==== MATERIAL FOR THE TASK

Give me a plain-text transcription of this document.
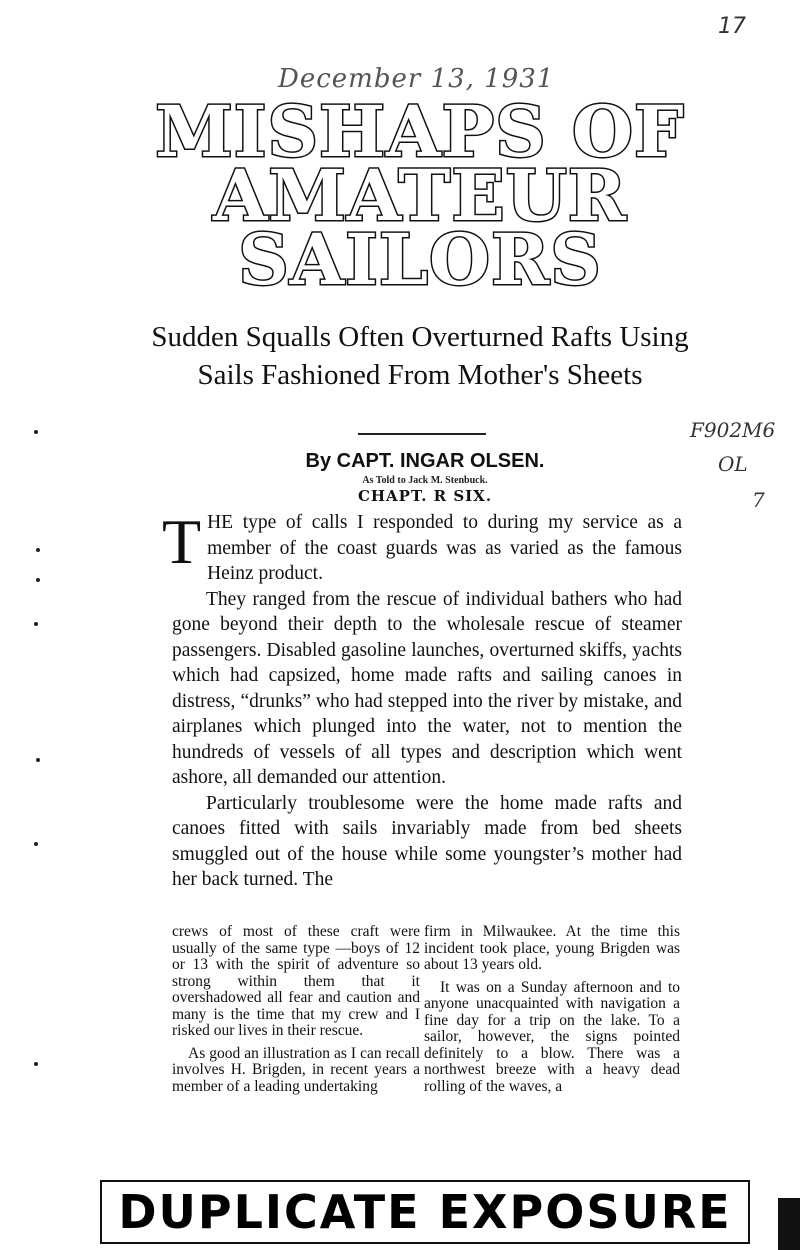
17
December 13, 1931
MISHAPS OF
AMATEUR
SAILORS
Sudden Squalls Often Overturned Rafts Using Sails Fashioned From Mother's Sheets
By CAPT. INGAR OLSEN.
As Told to Jack M. Stenbuck.
CHAPT. R SIX.
F902M6
OL
7

THE type of calls I responded to during my service as a member of the coast guards was as varied as the famous Heinz product.

They ranged from the rescue of individual bathers who had gone beyond their depth to the wholesale rescue of steamer passengers. Disabled gasoline launches, overturned skiffs, yachts which had capsized, home made rafts and sailing canoes in distress, “drunks” who had stepped into the river by mistake, and airplanes which plunged into the water, not to mention the hundreds of vessels of all types and description which went ashore, all demanded our attention.

Particularly troublesome were the home made rafts and canoes fitted with sails invariably made from bed sheets smuggled out of the house while some youngster’s mother had her back turned. The

crews of most of these craft were usually of the same type —boys of 12 or 13 with the spirit of adventure so strong within them that it overshadowed all fear and caution and many is the time that my crew and I risked our lives in their rescue.

As good an illustration as I can recall involves H. Brigden, in recent years a member of a leading undertaking

firm in Milwaukee. At the time this incident took place, young Brigden was about 13 years old.

It was on a Sunday afternoon and to anyone unacquainted with navigation a fine day for a trip on the lake. To a sailor, however, the signs pointed definitely to a blow. There was a northwest breeze with a heavy dead rolling of the waves, a

DUPLICATE EXPOSURE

========

▶ INSTRUCTION
Your answer should be one number: how many lines of the listing include the word "rescue".

▶ TASK RESULT
2